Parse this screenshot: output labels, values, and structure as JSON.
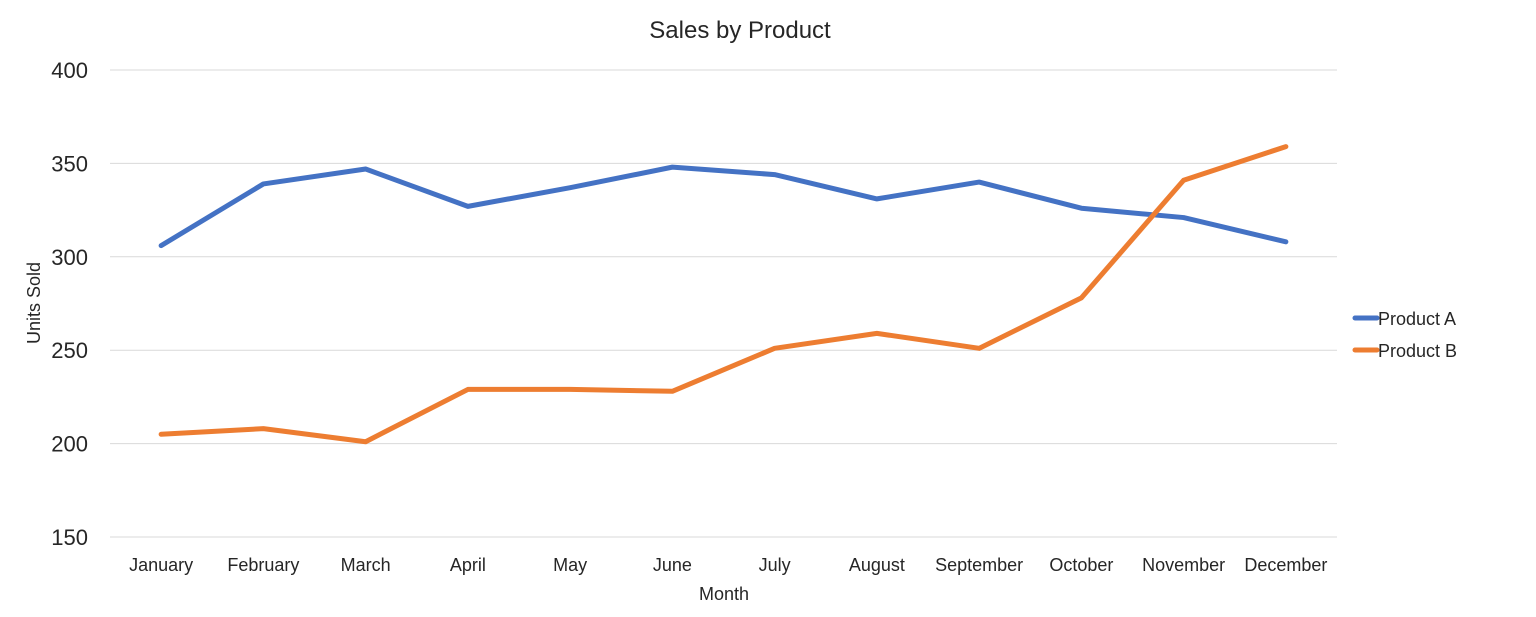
{
  "chart_data": {
    "type": "line",
    "title": "Sales by Product",
    "xlabel": "Month",
    "ylabel": "Units Sold",
    "categories": [
      "January",
      "February",
      "March",
      "April",
      "May",
      "June",
      "July",
      "August",
      "September",
      "October",
      "November",
      "December"
    ],
    "ylim": [
      150,
      400
    ],
    "yticks": [
      150,
      200,
      250,
      300,
      350,
      400
    ],
    "grid": true,
    "legend": "right",
    "series": [
      {
        "name": "Product A",
        "color": "#4472C4",
        "values": [
          306,
          339,
          347,
          327,
          337,
          348,
          344,
          331,
          340,
          326,
          321,
          308
        ]
      },
      {
        "name": "Product B",
        "color": "#ED7D31",
        "values": [
          205,
          208,
          201,
          229,
          229,
          228,
          251,
          259,
          251,
          278,
          341,
          359
        ]
      }
    ]
  }
}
:::::
**What to produce**
Return each line exactly as written. Any picture gets left out.

**The completed task**
Parse this screenshot: output labels, values, and structure as JSON.
{
  "chart_data": {
    "type": "line",
    "title": "Sales by Product",
    "xlabel": "Month",
    "ylabel": "Units Sold",
    "categories": [
      "January",
      "February",
      "March",
      "April",
      "May",
      "June",
      "July",
      "August",
      "September",
      "October",
      "November",
      "December"
    ],
    "ylim": [
      150,
      400
    ],
    "yticks": [
      150,
      200,
      250,
      300,
      350,
      400
    ],
    "grid": true,
    "legend": "right",
    "series": [
      {
        "name": "Product A",
        "color": "#4472C4",
        "values": [
          306,
          339,
          347,
          327,
          337,
          348,
          344,
          331,
          340,
          326,
          321,
          308
        ]
      },
      {
        "name": "Product B",
        "color": "#ED7D31",
        "values": [
          205,
          208,
          201,
          229,
          229,
          228,
          251,
          259,
          251,
          278,
          341,
          359
        ]
      }
    ]
  }
}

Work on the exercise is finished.